*** Data section

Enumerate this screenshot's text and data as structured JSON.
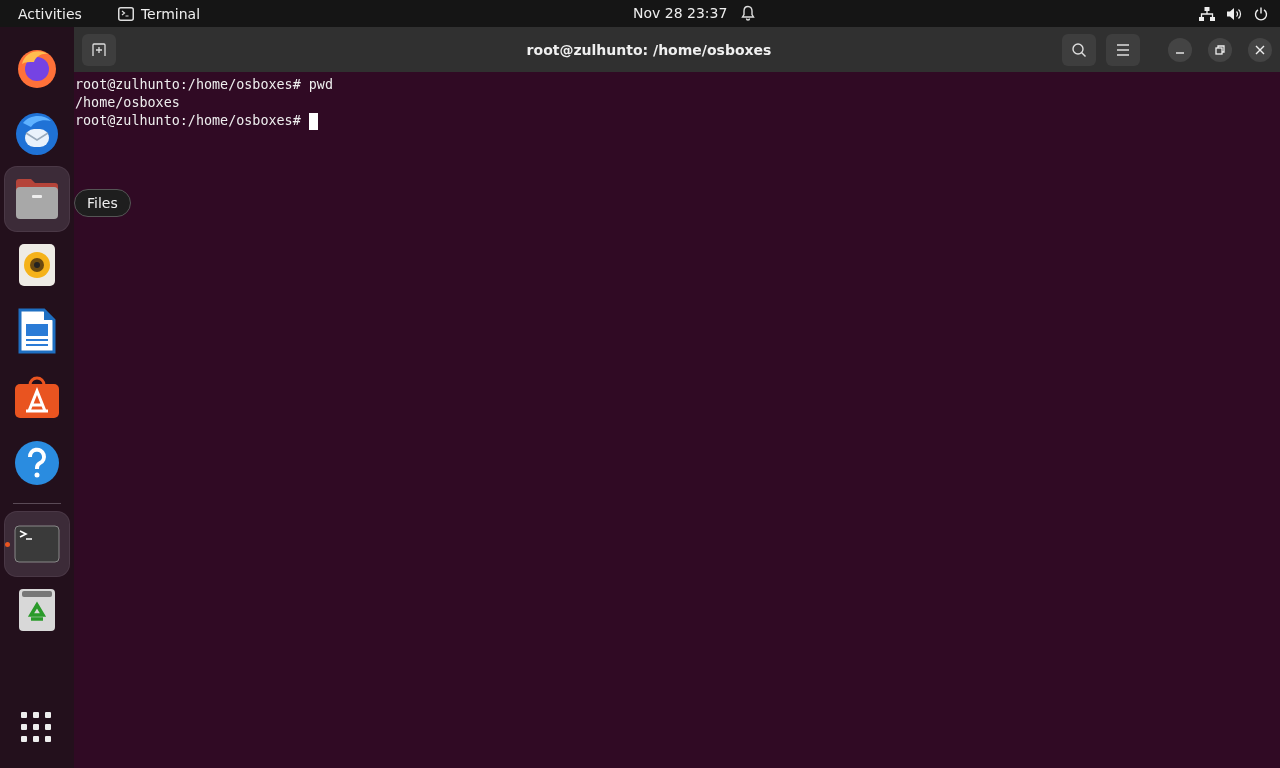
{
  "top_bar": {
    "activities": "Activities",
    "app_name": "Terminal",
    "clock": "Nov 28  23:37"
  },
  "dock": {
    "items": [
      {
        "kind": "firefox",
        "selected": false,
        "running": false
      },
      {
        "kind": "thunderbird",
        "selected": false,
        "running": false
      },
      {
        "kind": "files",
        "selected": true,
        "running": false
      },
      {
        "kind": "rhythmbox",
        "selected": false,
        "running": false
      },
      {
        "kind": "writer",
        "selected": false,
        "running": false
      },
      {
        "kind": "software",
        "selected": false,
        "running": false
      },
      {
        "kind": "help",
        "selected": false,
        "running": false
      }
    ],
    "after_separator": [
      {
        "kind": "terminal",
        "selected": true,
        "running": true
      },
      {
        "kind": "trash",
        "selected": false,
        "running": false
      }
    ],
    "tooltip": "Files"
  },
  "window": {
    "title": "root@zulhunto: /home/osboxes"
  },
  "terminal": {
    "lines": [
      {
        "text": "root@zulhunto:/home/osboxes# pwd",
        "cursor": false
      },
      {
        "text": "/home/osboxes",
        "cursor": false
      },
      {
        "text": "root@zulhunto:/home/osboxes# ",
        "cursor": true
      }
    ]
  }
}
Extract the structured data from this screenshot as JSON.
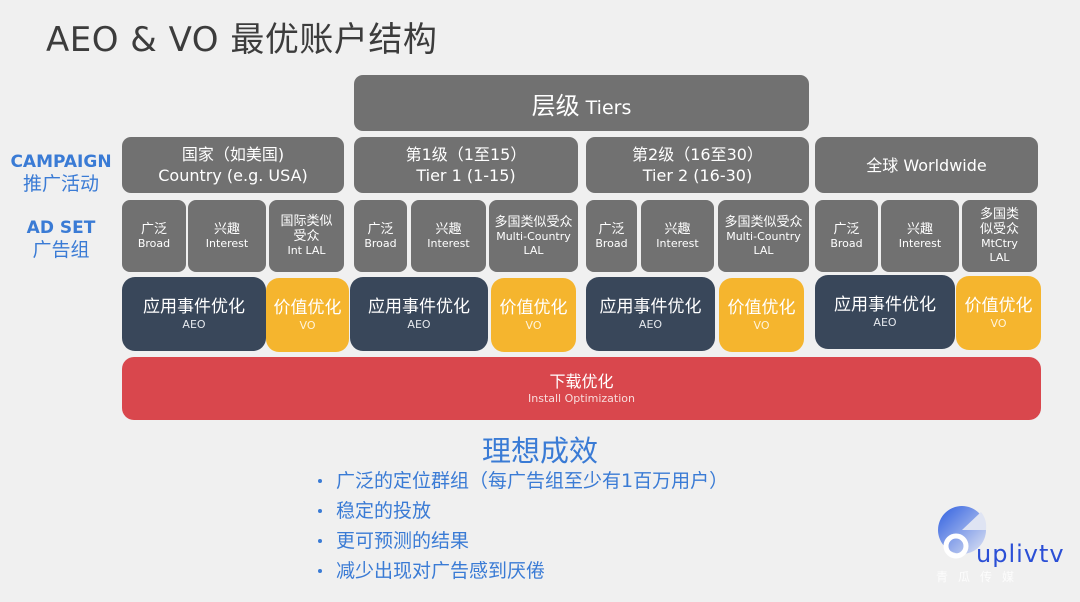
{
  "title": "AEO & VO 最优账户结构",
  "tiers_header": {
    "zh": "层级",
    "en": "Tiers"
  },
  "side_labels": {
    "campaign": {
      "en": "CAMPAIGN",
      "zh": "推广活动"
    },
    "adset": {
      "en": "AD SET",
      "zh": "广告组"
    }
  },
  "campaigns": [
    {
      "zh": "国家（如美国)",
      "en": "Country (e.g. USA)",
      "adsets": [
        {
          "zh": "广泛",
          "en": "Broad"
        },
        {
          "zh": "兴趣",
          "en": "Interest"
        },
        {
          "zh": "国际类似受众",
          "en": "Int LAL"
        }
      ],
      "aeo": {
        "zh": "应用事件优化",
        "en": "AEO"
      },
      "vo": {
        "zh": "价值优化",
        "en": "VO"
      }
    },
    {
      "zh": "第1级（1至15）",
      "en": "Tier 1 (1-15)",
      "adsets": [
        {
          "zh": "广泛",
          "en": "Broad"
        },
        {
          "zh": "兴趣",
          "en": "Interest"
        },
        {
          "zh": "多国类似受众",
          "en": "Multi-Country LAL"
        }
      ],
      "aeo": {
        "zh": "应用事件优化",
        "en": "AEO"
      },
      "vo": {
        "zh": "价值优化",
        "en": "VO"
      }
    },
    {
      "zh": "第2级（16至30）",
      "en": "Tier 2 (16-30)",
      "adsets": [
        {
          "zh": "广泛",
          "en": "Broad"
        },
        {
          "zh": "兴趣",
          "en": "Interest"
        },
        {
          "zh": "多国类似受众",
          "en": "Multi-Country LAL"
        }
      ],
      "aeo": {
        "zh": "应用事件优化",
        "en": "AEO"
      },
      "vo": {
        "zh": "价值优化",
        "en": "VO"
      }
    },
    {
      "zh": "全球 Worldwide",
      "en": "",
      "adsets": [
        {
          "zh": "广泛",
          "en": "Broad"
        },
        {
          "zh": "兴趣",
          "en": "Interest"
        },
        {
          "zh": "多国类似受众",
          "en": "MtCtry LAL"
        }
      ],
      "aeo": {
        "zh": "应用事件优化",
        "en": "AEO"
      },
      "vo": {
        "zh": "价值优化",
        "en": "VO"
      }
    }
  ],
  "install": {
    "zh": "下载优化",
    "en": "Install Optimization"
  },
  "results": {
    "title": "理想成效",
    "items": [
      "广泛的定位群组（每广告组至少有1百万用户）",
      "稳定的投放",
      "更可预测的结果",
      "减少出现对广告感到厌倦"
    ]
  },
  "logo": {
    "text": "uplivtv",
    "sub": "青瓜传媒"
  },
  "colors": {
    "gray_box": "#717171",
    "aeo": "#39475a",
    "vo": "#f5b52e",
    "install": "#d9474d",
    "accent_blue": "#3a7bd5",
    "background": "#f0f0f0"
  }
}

******

(Short task) Whichever lines contain the string "home", select and copy them.

(Written response)
    "title": "root@zulhunto: /home/osboxes"
        "text": "root@zulhunto:/home/osboxes# pwd",
        "text": "/home/osboxes",
        "text": "root@zulhunto:/home/osboxes# ",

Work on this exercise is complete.